**What is required:** From the entries that follow, extract each line holding the string "this".
──────── Supplied entries
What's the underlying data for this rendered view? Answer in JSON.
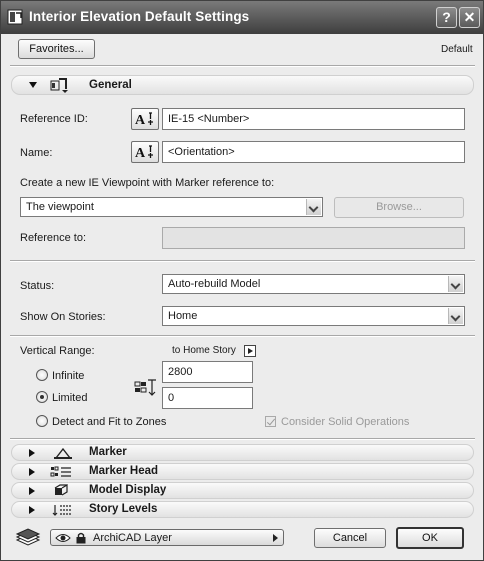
{
  "window": {
    "title": "Interior Elevation Default Settings",
    "help_label": "?",
    "close_label": "✕"
  },
  "top": {
    "favorites_label": "Favorites...",
    "default_label": "Default"
  },
  "general": {
    "label": "General",
    "reference_id_label": "Reference ID:",
    "reference_id_value": "IE-15 <Number>",
    "name_label": "Name:",
    "name_value": "<Orientation>",
    "create_label": "Create a new IE Viewpoint with Marker reference to:",
    "viewpoint_select": "The viewpoint",
    "browse_label": "Browse...",
    "reference_to_label": "Reference to:",
    "reference_to_value": ""
  },
  "status": {
    "status_label": "Status:",
    "status_value": "Auto-rebuild Model",
    "show_on_stories_label": "Show On Stories:",
    "show_on_stories_value": "Home"
  },
  "vertical_range": {
    "label": "Vertical Range:",
    "to_story_label": "to Home Story",
    "options": [
      "Infinite",
      "Limited",
      "Detect and Fit to Zones"
    ],
    "selected": "Limited",
    "top_value": "2800",
    "bottom_value": "0",
    "consider_solid_label": "Consider Solid Operations",
    "consider_solid_checked": true
  },
  "panels": [
    {
      "label": "Marker"
    },
    {
      "label": "Marker Head"
    },
    {
      "label": "Model Display"
    },
    {
      "label": "Story Levels"
    }
  ],
  "bottom": {
    "layer_value": "ArchiCAD Layer",
    "cancel_label": "Cancel",
    "ok_label": "OK"
  }
}
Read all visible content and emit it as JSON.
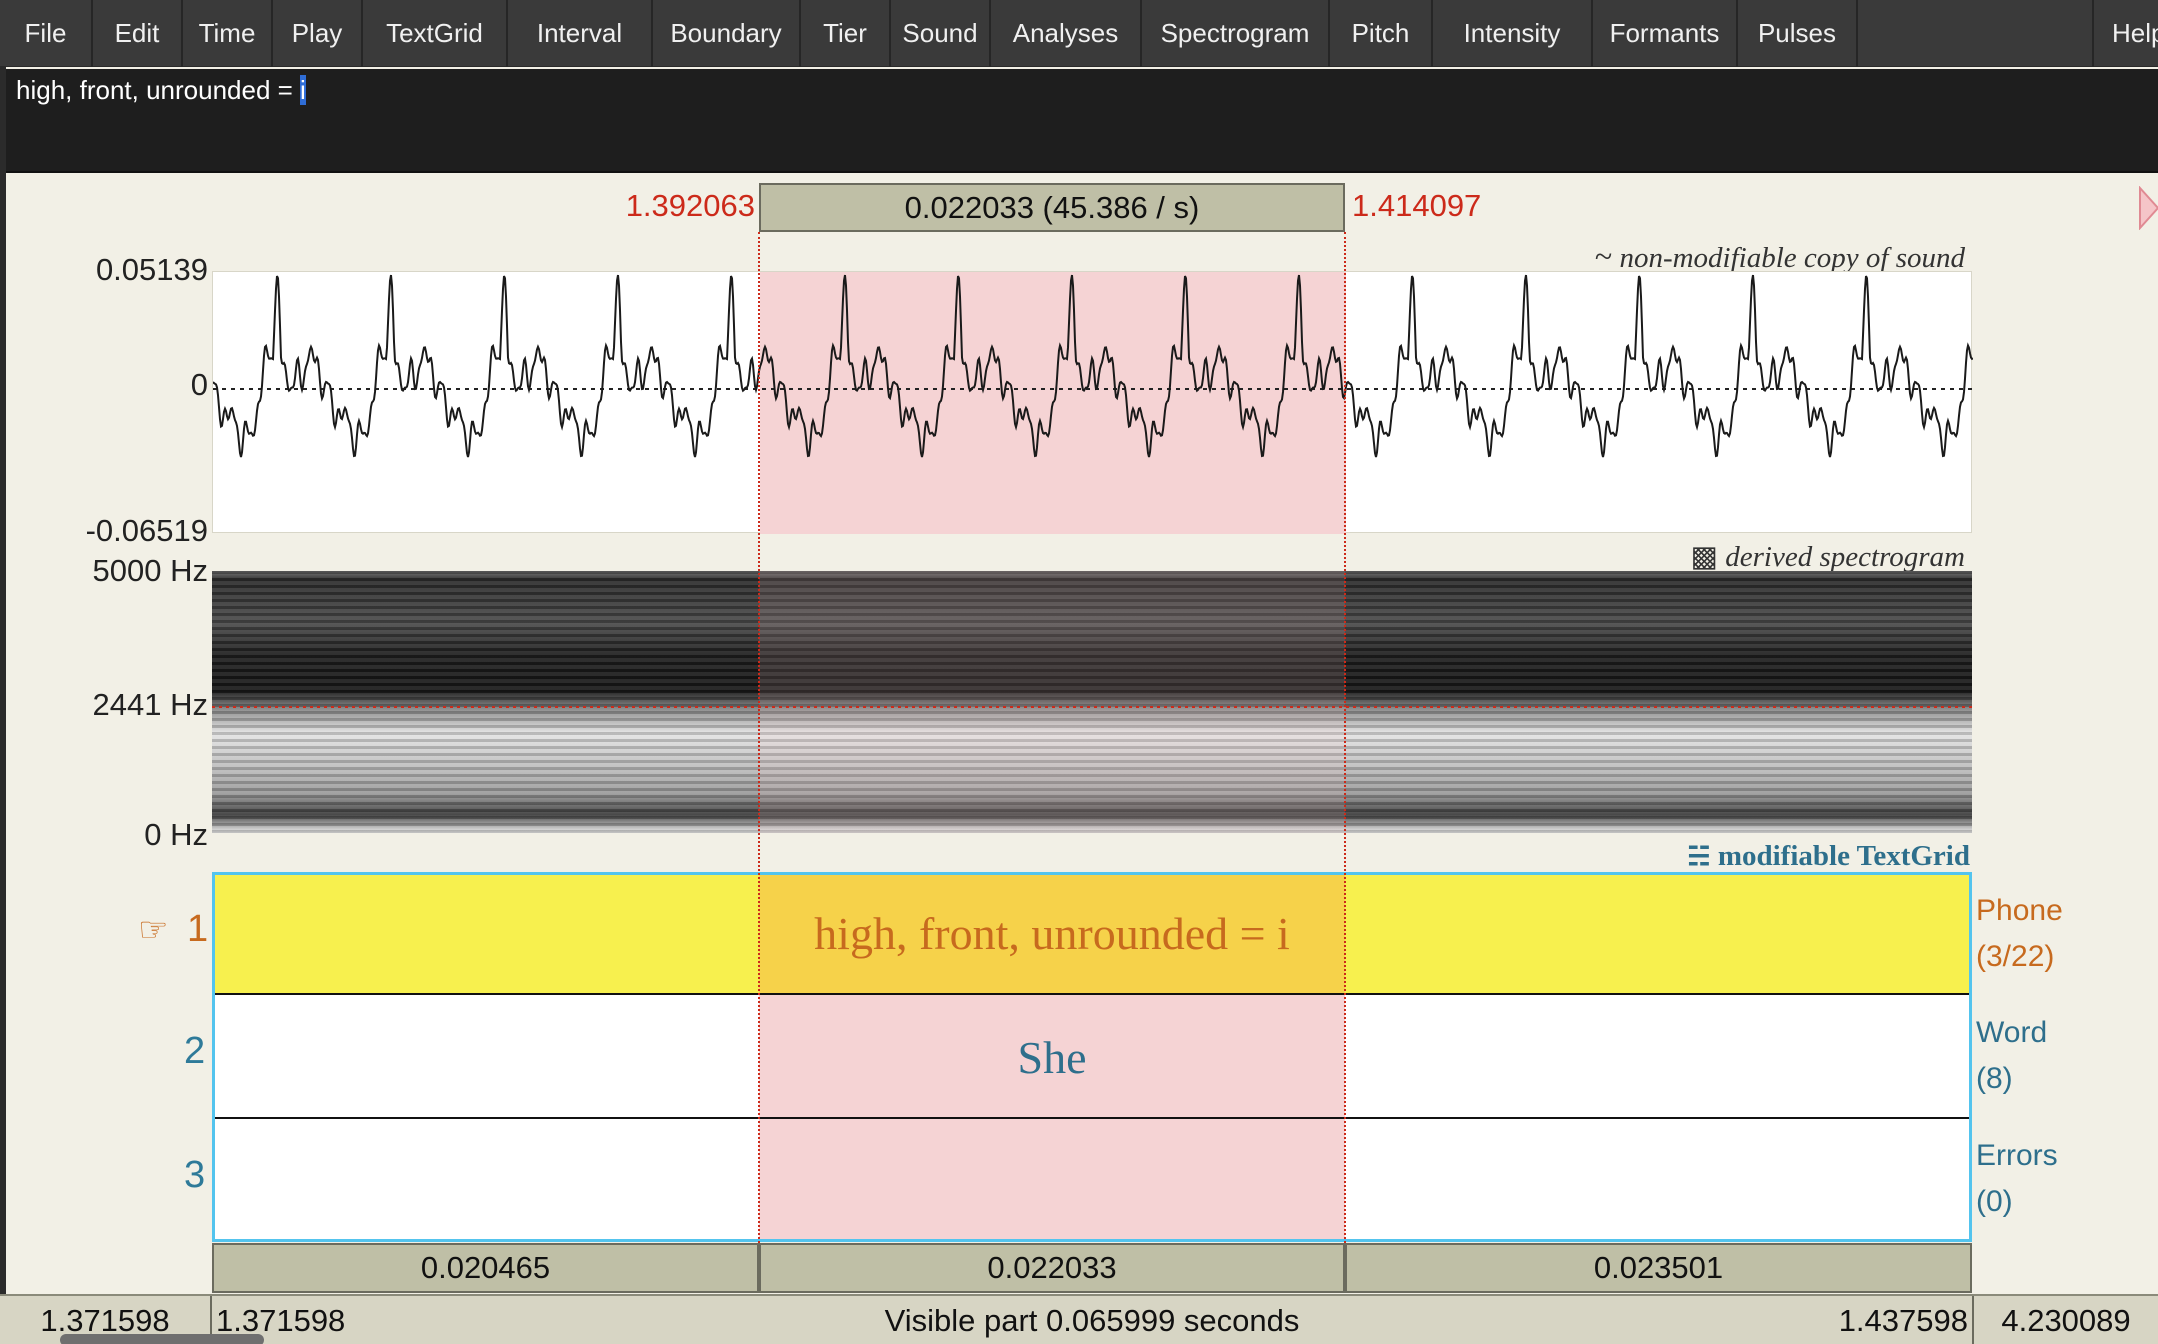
{
  "menu": [
    "File",
    "Edit",
    "Time",
    "Play",
    "TextGrid",
    "Interval",
    "Boundary",
    "Tier",
    "Sound",
    "Analyses",
    "Spectrogram",
    "Pitch",
    "Intensity",
    "Formants",
    "Pulses",
    "Help"
  ],
  "text_field": {
    "prefix": "high, front, unrounded = ",
    "selected": "i"
  },
  "selection": {
    "start": "1.392063",
    "end": "1.414097",
    "duration_label": "0.022033 (45.386 / s)"
  },
  "waveform": {
    "caption_icon": "~",
    "caption": "non-modifiable copy of sound",
    "y_max": "0.05139",
    "y_zero": "0",
    "y_min": "-0.06519"
  },
  "spectrogram": {
    "caption_icon": "▩",
    "caption": "derived spectrogram",
    "f_max": "5000 Hz",
    "cursor_freq": "2441 Hz",
    "f_min": "0 Hz"
  },
  "textgrid": {
    "caption_icon": "☵",
    "caption": "modifiable TextGrid",
    "pointer_icon": "☞",
    "tiers": [
      {
        "number": "1",
        "name": "Phone",
        "count": "(3/22)",
        "selected_text": "high, front, unrounded = i"
      },
      {
        "number": "2",
        "name": "Word",
        "count": "(8)",
        "selected_text": "She"
      },
      {
        "number": "3",
        "name": "Errors",
        "count": "(0)",
        "selected_text": ""
      }
    ]
  },
  "durations": [
    "0.020465",
    "0.022033",
    "0.023501"
  ],
  "bottom": {
    "total_start": "1.371598",
    "visible_start": "1.371598",
    "visible_label": "Visible part 0.065999 seconds",
    "visible_end": "1.437598",
    "total_end": "4.230089"
  },
  "colors": {
    "selection": "#f5d3d4",
    "selected_tier": "#f7f04e",
    "selected_tier_interval": "#f6d24a",
    "cursor": "#cc2a1a",
    "tier_frame": "#53c4ee"
  }
}
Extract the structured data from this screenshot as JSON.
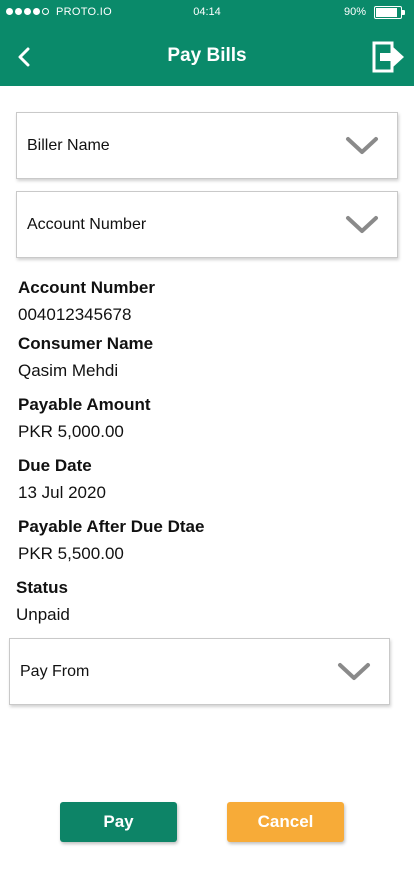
{
  "status_bar": {
    "carrier": "PROTO.IO",
    "time": "04:14",
    "battery_percent": "90%",
    "battery_level": 0.9,
    "signal_bars_filled": 4,
    "signal_bars_total": 5
  },
  "header": {
    "title": "Pay Bills",
    "back_icon": "chevron-left-icon",
    "logout_icon": "logout-icon"
  },
  "dropdowns": {
    "biller_name": {
      "label": "Biller Name",
      "icon": "chevron-down-icon"
    },
    "account_number": {
      "label": "Account Number",
      "icon": "chevron-down-icon"
    },
    "pay_from": {
      "label": "Pay From",
      "icon": "chevron-down-icon"
    }
  },
  "details": {
    "account_number": {
      "label": "Account Number",
      "value": "004012345678"
    },
    "consumer_name": {
      "label": "Consumer Name",
      "value": "Qasim Mehdi"
    },
    "payable_amount": {
      "label": "Payable Amount",
      "value": "PKR 5,000.00"
    },
    "due_date": {
      "label": "Due Date",
      "value": "13 Jul 2020"
    },
    "payable_after_due": {
      "label": "Payable After Due Dtae",
      "value": "PKR 5,500.00"
    },
    "status": {
      "label": "Status",
      "value": "Unpaid"
    }
  },
  "buttons": {
    "pay": "Pay",
    "cancel": "Cancel"
  },
  "colors": {
    "header_bg": "#0a8a6a",
    "pay_button": "#0d8467",
    "cancel_button": "#f7ab38",
    "chevron": "#8a8a8a"
  }
}
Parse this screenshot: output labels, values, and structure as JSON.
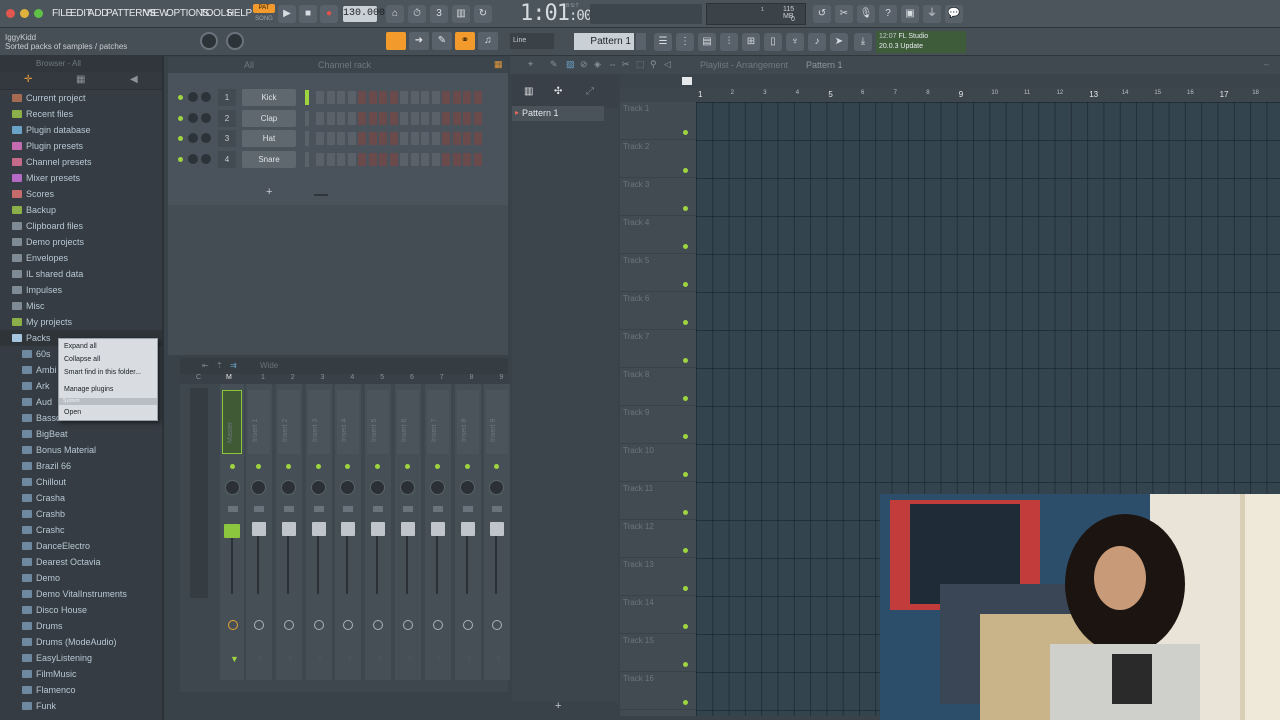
{
  "menu": [
    "FILE",
    "EDIT",
    "ADD",
    "PATTERNS",
    "VIEW",
    "OPTIONS",
    "TOOLS",
    "HELP"
  ],
  "transport": {
    "pat_label": "PAT",
    "song_label": "SONG",
    "tempo": "130.000",
    "time": "1:01",
    "time_sub": ":00",
    "time_unit": "B:S:T",
    "cpu": "115 MB",
    "cpu_small": "1",
    "cpu_zero": "0"
  },
  "hint": {
    "user": "IggyKidd",
    "text": "Sorted packs of samples / patches"
  },
  "toolbar2": {
    "snap": "Line",
    "pattern": "Pattern 1",
    "news_time": "12:07",
    "news_title": "FL Studio",
    "news_sub": "20.0.3 Update"
  },
  "browser": {
    "header": "Browser - All",
    "items": [
      {
        "label": "Current project",
        "color": "#a46a52"
      },
      {
        "label": "Recent files",
        "color": "#8bb04a"
      },
      {
        "label": "Plugin database",
        "color": "#6aa3c8"
      },
      {
        "label": "Plugin presets",
        "color": "#c56bb1"
      },
      {
        "label": "Channel presets",
        "color": "#c56b8a"
      },
      {
        "label": "Mixer presets",
        "color": "#b56bc5"
      },
      {
        "label": "Scores",
        "color": "#c56b6b"
      },
      {
        "label": "Backup",
        "color": "#8bb04a"
      },
      {
        "label": "Clipboard files",
        "color": "#7f8b94"
      },
      {
        "label": "Demo projects",
        "color": "#7f8b94"
      },
      {
        "label": "Envelopes",
        "color": "#7f8b94"
      },
      {
        "label": "IL shared data",
        "color": "#7f8b94"
      },
      {
        "label": "Impulses",
        "color": "#7f8b94"
      },
      {
        "label": "Misc",
        "color": "#7f8b94"
      },
      {
        "label": "My projects",
        "color": "#8bb04a"
      },
      {
        "label": "Packs",
        "color": "#a5c6de"
      }
    ],
    "subitems": [
      "60s",
      "Ambi",
      "Ark",
      "Aud",
      "Bassdrum",
      "BigBeat",
      "Bonus Material",
      "Brazil 66",
      "Chillout",
      "Crasha",
      "Crashb",
      "Crashc",
      "DanceElectro",
      "Dearest Octavia",
      "Demo",
      "Demo VitalInstruments",
      "Disco House",
      "Drums",
      "Drums (ModeAudio)",
      "EasyListening",
      "FilmMusic",
      "Flamenco",
      "Funk"
    ]
  },
  "context_menu": [
    "Expand all",
    "Collapse all",
    "Smart find in this folder...",
    "Manage plugins",
    "System",
    "Open"
  ],
  "channel_rack": {
    "title": "Channel rack",
    "filter": "All",
    "channels": [
      {
        "num": "1",
        "name": "Kick"
      },
      {
        "num": "2",
        "name": "Clap"
      },
      {
        "num": "3",
        "name": "Hat"
      },
      {
        "num": "4",
        "name": "Snare"
      }
    ],
    "add": "+"
  },
  "mixer": {
    "title": "Wide",
    "strips": [
      "Master",
      "Insert 1",
      "Insert 2",
      "Insert 3",
      "Insert 4",
      "Insert 5",
      "Insert 6",
      "Insert 7",
      "Insert 8",
      "Insert 9"
    ],
    "strip_numbers": [
      "C",
      "M",
      "1",
      "2",
      "3",
      "4",
      "5",
      "6",
      "7",
      "8",
      "9"
    ]
  },
  "playlist": {
    "breadcrumb": "Playlist - Arrangement",
    "pattern": "Pattern 1",
    "pattern_list": [
      "Pattern 1"
    ],
    "ruler": [
      "1",
      "2",
      "3",
      "4",
      "5",
      "6",
      "7",
      "8",
      "9",
      "10",
      "11",
      "12",
      "13",
      "14",
      "15",
      "16",
      "17",
      "18"
    ],
    "tracks": [
      "Track 1",
      "Track 2",
      "Track 3",
      "Track 4",
      "Track 5",
      "Track 6",
      "Track 7",
      "Track 8",
      "Track 9",
      "Track 10",
      "Track 11",
      "Track 12",
      "Track 13",
      "Track 14",
      "Track 15",
      "Track 16"
    ],
    "add": "+"
  }
}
────────────────
**Solution to the exercise:**
What's the underlying data for this rendered view? Answer in JSON.
Extract the structured data from this screenshot as JSON.
Parse this screenshot: output labels, values, and structure as JSON.
    "Smart find in this folder...",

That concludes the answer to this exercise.